- WHAT THE TASK ASKS
Pictures don't belong in the copy; print all the records exactly.

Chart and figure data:
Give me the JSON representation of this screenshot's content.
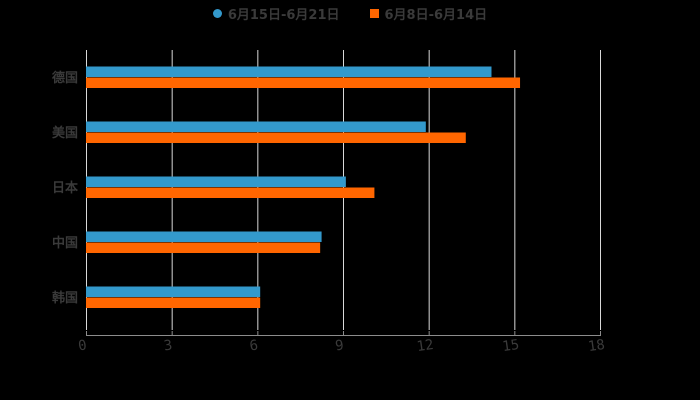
{
  "chart_data": {
    "type": "bar",
    "orientation": "horizontal",
    "title": "",
    "xlabel": "",
    "ylabel": "",
    "categories": [
      "德国",
      "美国",
      "日本",
      "中国",
      "韩国"
    ],
    "series": [
      {
        "name": "6月15日-6月21日",
        "color": "#3399CC",
        "values": [
          14.2,
          11.9,
          9.1,
          8.25,
          6.1
        ]
      },
      {
        "name": "6月8日-6月14日",
        "color": "#FF6600",
        "values": [
          15.2,
          13.3,
          10.1,
          8.2,
          6.1
        ]
      }
    ],
    "xlim": [
      0,
      18
    ],
    "xticks": [
      "0",
      "3",
      "6",
      "9",
      "12",
      "15",
      "18"
    ],
    "grid": true,
    "legend_position": "top"
  },
  "legend": {
    "items": [
      {
        "label": "6月15日-6月21日",
        "color": "#3399CC",
        "shape": "circle"
      },
      {
        "label": "6月8日-6月14日",
        "color": "#FF6600",
        "shape": "square"
      }
    ]
  },
  "colors": {
    "background": "#000000",
    "grid": "#d9d9d9",
    "text": "#3a3a3a"
  }
}
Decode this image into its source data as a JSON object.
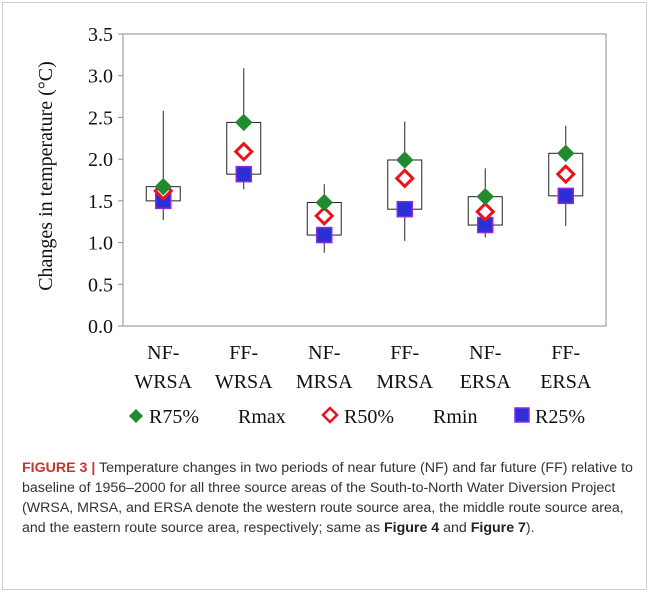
{
  "chart_data": {
    "type": "box",
    "ylabel": "Changes in temperature (°C)",
    "ylim": [
      0,
      3.5
    ],
    "yticks": [
      "0.0",
      "0.5",
      "1.0",
      "1.5",
      "2.0",
      "2.5",
      "3.0",
      "3.5"
    ],
    "categories": [
      {
        "line1": "NF-",
        "line2": "WRSA"
      },
      {
        "line1": "FF-",
        "line2": "WRSA"
      },
      {
        "line1": "NF-",
        "line2": "MRSA"
      },
      {
        "line1": "FF-",
        "line2": "MRSA"
      },
      {
        "line1": "NF-",
        "line2": "ERSA"
      },
      {
        "line1": "FF-",
        "line2": "ERSA"
      }
    ],
    "series": {
      "R75": [
        1.67,
        2.44,
        1.48,
        1.99,
        1.55,
        2.07
      ],
      "R50": [
        1.62,
        2.09,
        1.32,
        1.77,
        1.37,
        1.82
      ],
      "R25": [
        1.5,
        1.82,
        1.09,
        1.4,
        1.21,
        1.56
      ],
      "Rmax": [
        2.58,
        3.09,
        1.7,
        2.45,
        1.89,
        2.4
      ],
      "Rmin": [
        1.27,
        1.64,
        0.88,
        1.02,
        1.06,
        1.2
      ],
      "box_top": [
        1.67,
        2.44,
        1.48,
        1.99,
        1.55,
        2.07
      ],
      "box_bottom": [
        1.5,
        1.82,
        1.09,
        1.4,
        1.21,
        1.56
      ]
    },
    "legend": [
      {
        "key": "R75",
        "label": "R75%"
      },
      {
        "key": "Rmax",
        "label": "Rmax"
      },
      {
        "key": "R50",
        "label": "R50%"
      },
      {
        "key": "Rmin",
        "label": "Rmin"
      },
      {
        "key": "R25",
        "label": "R25%"
      }
    ],
    "colors": {
      "R75": "#1f8a2e",
      "R50": "#e8141c",
      "R25": "#2b2fd6",
      "R25_border": "#8a2be2"
    }
  },
  "caption": {
    "label": "FIGURE 3",
    "sep": "|",
    "text_a": " Temperature changes in two periods of near future (NF) and far future (FF) relative to baseline of 1956–2000 for all three source areas of the South-to-North Water Diversion Project (WRSA, MRSA, and ERSA denote the western route source area, the middle route source area, and the eastern route source area, respectively; same as ",
    "ref1": "Figure 4",
    "and": " and ",
    "ref2": "Figure 7",
    "end": ")."
  }
}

- RESPONSE TO THE TASK
Give me the JSON representation of this screenshot's content.
{
  "chart_data": {
    "type": "bar",
    "orientation": "horizontal",
    "title": "",
    "xlabel": "",
    "ylabel": "",
    "categories": [
      "德国",
      "美国",
      "日本",
      "中国",
      "韩国"
    ],
    "series": [
      {
        "name": "6月15日-6月21日",
        "color": "#3399CC",
        "values": [
          14.2,
          11.9,
          9.1,
          8.25,
          6.1
        ]
      },
      {
        "name": "6月8日-6月14日",
        "color": "#FF6600",
        "values": [
          15.2,
          13.3,
          10.1,
          8.2,
          6.1
        ]
      }
    ],
    "xlim": [
      0,
      18
    ],
    "xticks": [
      "0",
      "3",
      "6",
      "9",
      "12",
      "15",
      "18"
    ],
    "grid": true,
    "legend_position": "top"
  },
  "legend": {
    "items": [
      {
        "label": "6月15日-6月21日",
        "color": "#3399CC",
        "shape": "circle"
      },
      {
        "label": "6月8日-6月14日",
        "color": "#FF6600",
        "shape": "square"
      }
    ]
  },
  "colors": {
    "background": "#000000",
    "grid": "#d9d9d9",
    "text": "#3a3a3a"
  }
}
Decode this image into its source data as a JSON object.
{
  "chart_data": {
    "type": "box",
    "ylabel": "Changes in temperature (°C)",
    "ylim": [
      0,
      3.5
    ],
    "yticks": [
      "0.0",
      "0.5",
      "1.0",
      "1.5",
      "2.0",
      "2.5",
      "3.0",
      "3.5"
    ],
    "categories": [
      {
        "line1": "NF-",
        "line2": "WRSA"
      },
      {
        "line1": "FF-",
        "line2": "WRSA"
      },
      {
        "line1": "NF-",
        "line2": "MRSA"
      },
      {
        "line1": "FF-",
        "line2": "MRSA"
      },
      {
        "line1": "NF-",
        "line2": "ERSA"
      },
      {
        "line1": "FF-",
        "line2": "ERSA"
      }
    ],
    "series": {
      "R75": [
        1.67,
        2.44,
        1.48,
        1.99,
        1.55,
        2.07
      ],
      "R50": [
        1.62,
        2.09,
        1.32,
        1.77,
        1.37,
        1.82
      ],
      "R25": [
        1.5,
        1.82,
        1.09,
        1.4,
        1.21,
        1.56
      ],
      "Rmax": [
        2.58,
        3.09,
        1.7,
        2.45,
        1.89,
        2.4
      ],
      "Rmin": [
        1.27,
        1.64,
        0.88,
        1.02,
        1.06,
        1.2
      ],
      "box_top": [
        1.67,
        2.44,
        1.48,
        1.99,
        1.55,
        2.07
      ],
      "box_bottom": [
        1.5,
        1.82,
        1.09,
        1.4,
        1.21,
        1.56
      ]
    },
    "legend": [
      {
        "key": "R75",
        "label": "R75%"
      },
      {
        "key": "Rmax",
        "label": "Rmax"
      },
      {
        "key": "R50",
        "label": "R50%"
      },
      {
        "key": "Rmin",
        "label": "Rmin"
      },
      {
        "key": "R25",
        "label": "R25%"
      }
    ],
    "colors": {
      "R75": "#1f8a2e",
      "R50": "#e8141c",
      "R25": "#2b2fd6",
      "R25_border": "#8a2be2"
    }
  },
  "caption": {
    "label": "FIGURE 3",
    "sep": "|",
    "text_a": " Temperature changes in two periods of near future (NF) and far future (FF) relative to baseline of 1956–2000 for all three source areas of the South-to-North Water Diversion Project (WRSA, MRSA, and ERSA denote the western route source area, the middle route source area, and the eastern route source area, respectively; same as ",
    "ref1": "Figure 4",
    "and": " and ",
    "ref2": "Figure 7",
    "end": ")."
  }
}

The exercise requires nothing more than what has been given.